Work instructions
Look over the lines below. Report each one that includes the string "Middleware".

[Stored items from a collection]
################

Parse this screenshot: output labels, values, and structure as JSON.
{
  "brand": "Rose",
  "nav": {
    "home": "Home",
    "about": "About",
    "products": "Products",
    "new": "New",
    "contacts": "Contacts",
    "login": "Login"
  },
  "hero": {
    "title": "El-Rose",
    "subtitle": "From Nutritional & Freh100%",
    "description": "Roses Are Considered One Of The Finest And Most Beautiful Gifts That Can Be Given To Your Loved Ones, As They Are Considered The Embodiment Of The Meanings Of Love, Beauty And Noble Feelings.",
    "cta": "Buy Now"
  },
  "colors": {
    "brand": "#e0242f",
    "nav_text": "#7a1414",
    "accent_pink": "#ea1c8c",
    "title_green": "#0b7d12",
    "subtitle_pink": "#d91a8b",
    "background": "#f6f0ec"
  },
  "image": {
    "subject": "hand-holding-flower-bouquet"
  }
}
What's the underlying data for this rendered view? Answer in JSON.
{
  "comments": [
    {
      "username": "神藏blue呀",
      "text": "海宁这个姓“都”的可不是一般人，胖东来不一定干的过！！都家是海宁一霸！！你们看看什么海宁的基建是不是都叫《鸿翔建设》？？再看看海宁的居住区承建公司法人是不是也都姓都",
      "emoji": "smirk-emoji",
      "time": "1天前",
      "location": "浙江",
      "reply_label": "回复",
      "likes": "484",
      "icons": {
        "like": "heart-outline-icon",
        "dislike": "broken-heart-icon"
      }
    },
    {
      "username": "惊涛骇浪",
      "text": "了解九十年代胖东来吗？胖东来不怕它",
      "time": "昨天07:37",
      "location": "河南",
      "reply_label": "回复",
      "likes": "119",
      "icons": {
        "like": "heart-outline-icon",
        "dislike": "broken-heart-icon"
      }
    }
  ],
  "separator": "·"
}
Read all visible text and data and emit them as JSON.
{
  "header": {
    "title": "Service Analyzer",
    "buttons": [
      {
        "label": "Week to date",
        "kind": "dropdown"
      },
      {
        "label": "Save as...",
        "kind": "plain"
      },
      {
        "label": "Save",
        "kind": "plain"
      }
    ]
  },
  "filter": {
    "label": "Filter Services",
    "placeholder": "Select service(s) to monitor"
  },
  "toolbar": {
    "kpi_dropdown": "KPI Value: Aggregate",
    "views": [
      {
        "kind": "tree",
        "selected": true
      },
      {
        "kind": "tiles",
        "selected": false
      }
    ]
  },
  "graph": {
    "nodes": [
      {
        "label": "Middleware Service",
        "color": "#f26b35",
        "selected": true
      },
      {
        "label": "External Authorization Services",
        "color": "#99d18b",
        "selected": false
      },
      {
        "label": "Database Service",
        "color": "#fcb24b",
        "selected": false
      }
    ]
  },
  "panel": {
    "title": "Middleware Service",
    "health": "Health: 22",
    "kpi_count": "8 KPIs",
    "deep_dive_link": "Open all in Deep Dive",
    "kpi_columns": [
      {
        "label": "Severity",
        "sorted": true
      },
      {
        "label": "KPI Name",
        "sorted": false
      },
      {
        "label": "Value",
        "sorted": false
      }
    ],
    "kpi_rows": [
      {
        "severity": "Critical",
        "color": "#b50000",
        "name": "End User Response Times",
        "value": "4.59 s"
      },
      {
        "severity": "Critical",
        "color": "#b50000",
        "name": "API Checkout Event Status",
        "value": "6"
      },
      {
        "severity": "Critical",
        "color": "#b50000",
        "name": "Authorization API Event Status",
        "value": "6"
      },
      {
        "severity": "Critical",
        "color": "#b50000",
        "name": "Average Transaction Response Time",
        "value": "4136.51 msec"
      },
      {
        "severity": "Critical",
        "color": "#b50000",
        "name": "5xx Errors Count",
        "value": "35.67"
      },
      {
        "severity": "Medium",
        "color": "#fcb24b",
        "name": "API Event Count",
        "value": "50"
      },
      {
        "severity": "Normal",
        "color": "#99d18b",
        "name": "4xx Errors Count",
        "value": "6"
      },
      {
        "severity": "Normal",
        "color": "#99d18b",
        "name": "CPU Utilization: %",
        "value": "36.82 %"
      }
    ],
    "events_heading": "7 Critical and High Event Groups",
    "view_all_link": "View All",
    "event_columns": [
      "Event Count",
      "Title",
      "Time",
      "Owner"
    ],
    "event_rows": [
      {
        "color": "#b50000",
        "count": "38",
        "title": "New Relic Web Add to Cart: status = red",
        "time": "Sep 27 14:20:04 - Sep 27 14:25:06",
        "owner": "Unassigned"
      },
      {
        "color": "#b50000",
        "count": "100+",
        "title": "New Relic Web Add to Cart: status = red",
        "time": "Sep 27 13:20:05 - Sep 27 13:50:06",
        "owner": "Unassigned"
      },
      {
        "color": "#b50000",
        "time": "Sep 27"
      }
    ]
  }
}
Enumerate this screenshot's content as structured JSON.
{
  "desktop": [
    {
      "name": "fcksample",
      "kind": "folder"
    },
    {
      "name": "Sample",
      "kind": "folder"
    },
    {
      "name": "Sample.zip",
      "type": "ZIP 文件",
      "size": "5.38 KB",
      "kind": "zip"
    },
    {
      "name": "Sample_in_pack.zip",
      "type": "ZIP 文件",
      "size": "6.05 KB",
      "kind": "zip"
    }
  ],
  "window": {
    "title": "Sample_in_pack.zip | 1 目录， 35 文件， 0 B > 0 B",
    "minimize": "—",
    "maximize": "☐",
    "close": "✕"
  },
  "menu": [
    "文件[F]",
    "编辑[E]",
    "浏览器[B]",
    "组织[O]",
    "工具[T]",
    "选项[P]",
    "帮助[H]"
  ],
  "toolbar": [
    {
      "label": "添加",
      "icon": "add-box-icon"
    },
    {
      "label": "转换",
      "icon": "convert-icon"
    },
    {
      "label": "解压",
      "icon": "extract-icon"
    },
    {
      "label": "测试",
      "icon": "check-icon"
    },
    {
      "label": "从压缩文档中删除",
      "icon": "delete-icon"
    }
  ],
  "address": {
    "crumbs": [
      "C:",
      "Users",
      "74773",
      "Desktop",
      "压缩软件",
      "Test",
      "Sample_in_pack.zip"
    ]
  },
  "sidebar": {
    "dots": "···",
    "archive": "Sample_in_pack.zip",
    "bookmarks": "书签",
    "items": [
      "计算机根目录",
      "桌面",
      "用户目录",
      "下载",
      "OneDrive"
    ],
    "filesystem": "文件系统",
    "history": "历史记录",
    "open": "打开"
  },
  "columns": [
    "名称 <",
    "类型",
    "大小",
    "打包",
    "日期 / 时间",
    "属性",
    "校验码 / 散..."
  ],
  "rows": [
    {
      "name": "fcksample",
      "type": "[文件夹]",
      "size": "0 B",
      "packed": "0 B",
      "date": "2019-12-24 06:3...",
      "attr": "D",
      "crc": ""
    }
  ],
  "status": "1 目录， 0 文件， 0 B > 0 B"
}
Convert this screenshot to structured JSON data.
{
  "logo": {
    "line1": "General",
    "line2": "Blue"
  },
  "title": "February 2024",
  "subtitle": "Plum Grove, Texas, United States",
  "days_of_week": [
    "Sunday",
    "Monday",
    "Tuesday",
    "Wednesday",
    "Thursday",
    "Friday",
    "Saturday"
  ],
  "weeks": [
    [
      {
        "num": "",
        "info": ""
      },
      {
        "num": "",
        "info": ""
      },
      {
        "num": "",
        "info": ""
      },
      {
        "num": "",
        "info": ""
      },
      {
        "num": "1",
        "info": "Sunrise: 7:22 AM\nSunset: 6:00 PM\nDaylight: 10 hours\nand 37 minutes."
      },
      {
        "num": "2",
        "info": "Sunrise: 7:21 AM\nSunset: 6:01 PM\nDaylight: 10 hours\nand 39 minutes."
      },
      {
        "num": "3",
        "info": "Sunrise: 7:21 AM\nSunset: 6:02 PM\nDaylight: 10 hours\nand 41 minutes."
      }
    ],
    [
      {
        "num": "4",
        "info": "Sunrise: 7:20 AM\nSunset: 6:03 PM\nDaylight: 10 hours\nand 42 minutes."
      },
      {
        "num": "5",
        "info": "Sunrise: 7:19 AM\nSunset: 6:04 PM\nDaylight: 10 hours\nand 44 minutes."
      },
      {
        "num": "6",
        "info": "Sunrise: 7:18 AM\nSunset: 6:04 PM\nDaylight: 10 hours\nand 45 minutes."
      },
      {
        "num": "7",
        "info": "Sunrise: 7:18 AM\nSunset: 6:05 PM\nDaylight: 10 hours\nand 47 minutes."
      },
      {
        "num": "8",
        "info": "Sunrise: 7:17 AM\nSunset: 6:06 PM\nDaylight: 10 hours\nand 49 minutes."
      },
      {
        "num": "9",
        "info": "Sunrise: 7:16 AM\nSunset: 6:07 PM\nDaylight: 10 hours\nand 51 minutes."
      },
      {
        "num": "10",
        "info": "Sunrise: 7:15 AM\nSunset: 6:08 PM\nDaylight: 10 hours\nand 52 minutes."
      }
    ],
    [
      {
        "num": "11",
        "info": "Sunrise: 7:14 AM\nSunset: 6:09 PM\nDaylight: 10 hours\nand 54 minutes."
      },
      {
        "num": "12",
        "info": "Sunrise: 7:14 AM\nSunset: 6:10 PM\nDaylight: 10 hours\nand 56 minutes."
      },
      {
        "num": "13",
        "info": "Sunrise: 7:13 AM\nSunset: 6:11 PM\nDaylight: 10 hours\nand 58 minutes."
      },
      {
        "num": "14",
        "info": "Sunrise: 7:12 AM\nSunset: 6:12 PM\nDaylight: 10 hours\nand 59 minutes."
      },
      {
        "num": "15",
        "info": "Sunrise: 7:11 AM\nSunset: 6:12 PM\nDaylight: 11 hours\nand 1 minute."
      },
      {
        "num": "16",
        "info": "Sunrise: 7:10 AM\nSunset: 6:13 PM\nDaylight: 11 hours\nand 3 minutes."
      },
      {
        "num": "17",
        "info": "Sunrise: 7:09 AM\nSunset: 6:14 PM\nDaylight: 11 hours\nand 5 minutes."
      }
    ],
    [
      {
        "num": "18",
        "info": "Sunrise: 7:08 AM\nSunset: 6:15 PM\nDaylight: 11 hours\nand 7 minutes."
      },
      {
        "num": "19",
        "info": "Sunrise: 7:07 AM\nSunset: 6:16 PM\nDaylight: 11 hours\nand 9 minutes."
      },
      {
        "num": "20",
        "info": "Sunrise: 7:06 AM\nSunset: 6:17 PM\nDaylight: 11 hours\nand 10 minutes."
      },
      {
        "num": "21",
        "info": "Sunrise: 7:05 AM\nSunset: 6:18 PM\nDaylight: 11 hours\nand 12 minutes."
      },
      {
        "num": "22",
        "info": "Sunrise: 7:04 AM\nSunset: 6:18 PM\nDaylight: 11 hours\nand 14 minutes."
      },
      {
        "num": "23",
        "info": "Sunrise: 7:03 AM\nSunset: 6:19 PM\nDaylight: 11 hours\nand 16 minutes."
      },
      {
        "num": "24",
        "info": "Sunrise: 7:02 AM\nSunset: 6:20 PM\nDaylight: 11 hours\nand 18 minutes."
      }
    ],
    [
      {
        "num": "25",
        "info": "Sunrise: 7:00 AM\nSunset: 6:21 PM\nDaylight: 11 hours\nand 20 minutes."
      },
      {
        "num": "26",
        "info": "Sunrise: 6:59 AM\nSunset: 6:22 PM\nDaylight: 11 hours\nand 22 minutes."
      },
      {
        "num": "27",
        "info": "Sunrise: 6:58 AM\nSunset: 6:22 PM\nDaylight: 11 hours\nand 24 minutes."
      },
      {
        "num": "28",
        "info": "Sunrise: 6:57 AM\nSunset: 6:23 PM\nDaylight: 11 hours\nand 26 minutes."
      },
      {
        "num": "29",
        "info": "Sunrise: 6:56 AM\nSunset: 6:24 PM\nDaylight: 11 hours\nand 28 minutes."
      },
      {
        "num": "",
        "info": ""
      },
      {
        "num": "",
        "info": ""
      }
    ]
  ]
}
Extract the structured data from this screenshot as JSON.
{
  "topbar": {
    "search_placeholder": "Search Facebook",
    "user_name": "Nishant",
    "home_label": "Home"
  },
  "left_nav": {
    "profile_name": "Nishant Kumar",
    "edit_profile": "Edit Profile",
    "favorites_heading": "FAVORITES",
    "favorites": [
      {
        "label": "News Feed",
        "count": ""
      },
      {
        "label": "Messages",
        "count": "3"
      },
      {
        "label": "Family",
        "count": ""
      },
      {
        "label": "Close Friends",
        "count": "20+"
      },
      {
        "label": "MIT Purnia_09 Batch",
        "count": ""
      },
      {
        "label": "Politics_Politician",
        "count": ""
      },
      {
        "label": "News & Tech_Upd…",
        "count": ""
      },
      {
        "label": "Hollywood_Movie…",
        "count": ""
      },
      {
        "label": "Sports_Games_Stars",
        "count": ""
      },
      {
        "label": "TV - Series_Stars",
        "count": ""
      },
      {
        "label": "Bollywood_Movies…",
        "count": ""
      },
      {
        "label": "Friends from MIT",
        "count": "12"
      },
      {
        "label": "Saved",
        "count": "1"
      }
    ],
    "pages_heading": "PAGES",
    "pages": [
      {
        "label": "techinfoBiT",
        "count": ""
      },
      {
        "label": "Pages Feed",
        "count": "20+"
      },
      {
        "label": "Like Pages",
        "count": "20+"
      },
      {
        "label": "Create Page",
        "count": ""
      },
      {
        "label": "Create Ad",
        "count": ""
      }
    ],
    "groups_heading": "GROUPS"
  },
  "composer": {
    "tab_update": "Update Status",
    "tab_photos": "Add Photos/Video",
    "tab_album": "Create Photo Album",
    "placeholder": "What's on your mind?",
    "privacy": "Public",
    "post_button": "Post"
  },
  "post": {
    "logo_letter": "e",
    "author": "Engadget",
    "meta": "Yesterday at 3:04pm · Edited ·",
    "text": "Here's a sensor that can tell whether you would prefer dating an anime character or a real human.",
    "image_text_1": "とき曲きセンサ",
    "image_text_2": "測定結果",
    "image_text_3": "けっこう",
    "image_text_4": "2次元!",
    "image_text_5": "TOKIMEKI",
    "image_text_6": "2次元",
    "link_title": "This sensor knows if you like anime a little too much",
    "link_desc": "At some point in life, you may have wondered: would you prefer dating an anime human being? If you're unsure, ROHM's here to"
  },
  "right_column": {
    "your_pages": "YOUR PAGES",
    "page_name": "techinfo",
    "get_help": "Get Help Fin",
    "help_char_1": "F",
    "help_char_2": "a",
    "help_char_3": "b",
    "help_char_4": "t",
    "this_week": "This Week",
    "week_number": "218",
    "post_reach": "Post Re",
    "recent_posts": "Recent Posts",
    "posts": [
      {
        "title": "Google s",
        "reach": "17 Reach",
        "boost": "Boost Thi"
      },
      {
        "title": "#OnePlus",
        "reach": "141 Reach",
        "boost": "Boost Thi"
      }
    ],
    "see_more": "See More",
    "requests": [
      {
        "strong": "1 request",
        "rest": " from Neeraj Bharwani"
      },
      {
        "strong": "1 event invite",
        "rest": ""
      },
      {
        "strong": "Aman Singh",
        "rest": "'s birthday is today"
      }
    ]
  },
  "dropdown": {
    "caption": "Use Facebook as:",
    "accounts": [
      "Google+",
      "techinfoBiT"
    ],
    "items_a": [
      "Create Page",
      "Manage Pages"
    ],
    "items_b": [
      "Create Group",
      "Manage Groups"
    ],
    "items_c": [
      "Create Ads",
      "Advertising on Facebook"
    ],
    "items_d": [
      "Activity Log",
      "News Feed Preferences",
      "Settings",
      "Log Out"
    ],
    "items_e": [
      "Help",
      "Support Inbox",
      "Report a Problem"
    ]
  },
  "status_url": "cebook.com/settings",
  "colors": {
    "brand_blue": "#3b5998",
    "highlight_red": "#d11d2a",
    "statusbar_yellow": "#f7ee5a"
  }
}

################

Written reply
        "label": "Middleware Service",
    "title": "Middleware Service",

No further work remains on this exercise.